To do: In the material below, find every line with "étant" and pull it out.

Dataset extract:
□ □ □ □ □ □ □
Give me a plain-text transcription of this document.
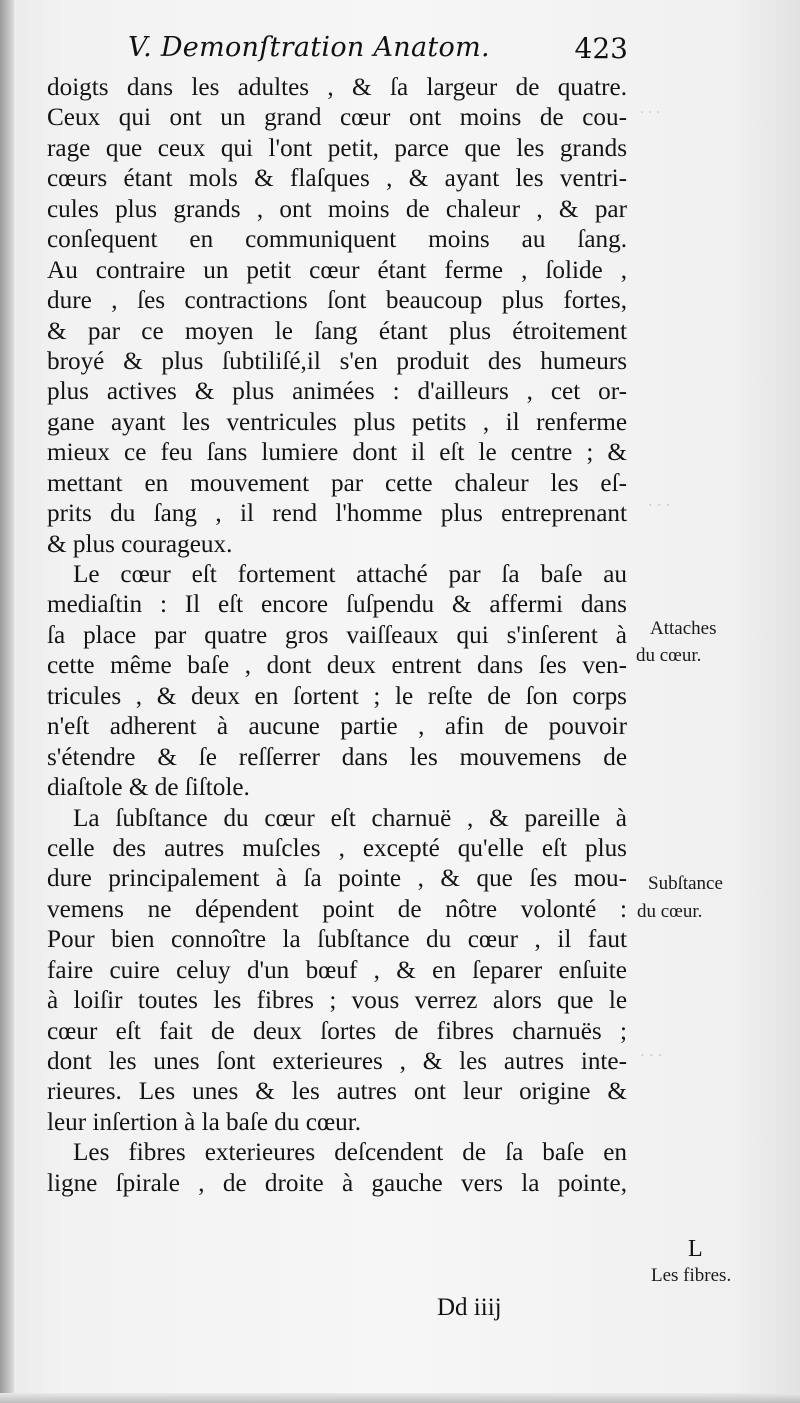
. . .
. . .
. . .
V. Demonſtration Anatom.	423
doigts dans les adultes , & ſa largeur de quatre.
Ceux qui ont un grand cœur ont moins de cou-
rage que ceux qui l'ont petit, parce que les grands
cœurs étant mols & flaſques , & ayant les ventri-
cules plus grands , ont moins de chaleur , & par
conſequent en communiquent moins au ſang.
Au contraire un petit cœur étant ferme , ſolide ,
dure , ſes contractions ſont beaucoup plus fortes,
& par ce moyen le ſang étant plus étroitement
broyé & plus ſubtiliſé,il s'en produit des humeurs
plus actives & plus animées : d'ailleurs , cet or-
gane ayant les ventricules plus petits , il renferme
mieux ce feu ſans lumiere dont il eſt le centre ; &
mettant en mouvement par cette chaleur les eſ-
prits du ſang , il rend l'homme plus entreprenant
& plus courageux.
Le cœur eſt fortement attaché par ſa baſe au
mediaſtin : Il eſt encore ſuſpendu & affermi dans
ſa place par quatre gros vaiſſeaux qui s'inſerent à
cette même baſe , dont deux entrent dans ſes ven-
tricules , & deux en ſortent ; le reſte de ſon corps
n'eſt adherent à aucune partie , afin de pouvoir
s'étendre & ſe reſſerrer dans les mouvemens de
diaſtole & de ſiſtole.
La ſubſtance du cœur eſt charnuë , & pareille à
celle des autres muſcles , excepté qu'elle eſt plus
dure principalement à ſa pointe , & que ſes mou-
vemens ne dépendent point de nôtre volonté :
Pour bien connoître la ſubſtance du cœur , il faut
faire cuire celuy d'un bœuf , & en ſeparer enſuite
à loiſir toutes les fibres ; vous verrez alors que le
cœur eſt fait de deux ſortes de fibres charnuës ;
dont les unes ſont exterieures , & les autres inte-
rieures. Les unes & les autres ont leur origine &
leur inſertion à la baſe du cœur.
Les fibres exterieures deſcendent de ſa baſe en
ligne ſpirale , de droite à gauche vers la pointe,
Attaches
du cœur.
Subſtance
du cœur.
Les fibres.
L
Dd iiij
□ □ □ □ □ □ □
Solution for this problem:
cœurs étant mols & flaſques , & ayant les ventri-
Au contraire un petit cœur étant ferme , ſolide ,
& par ce moyen le ſang étant plus étroitement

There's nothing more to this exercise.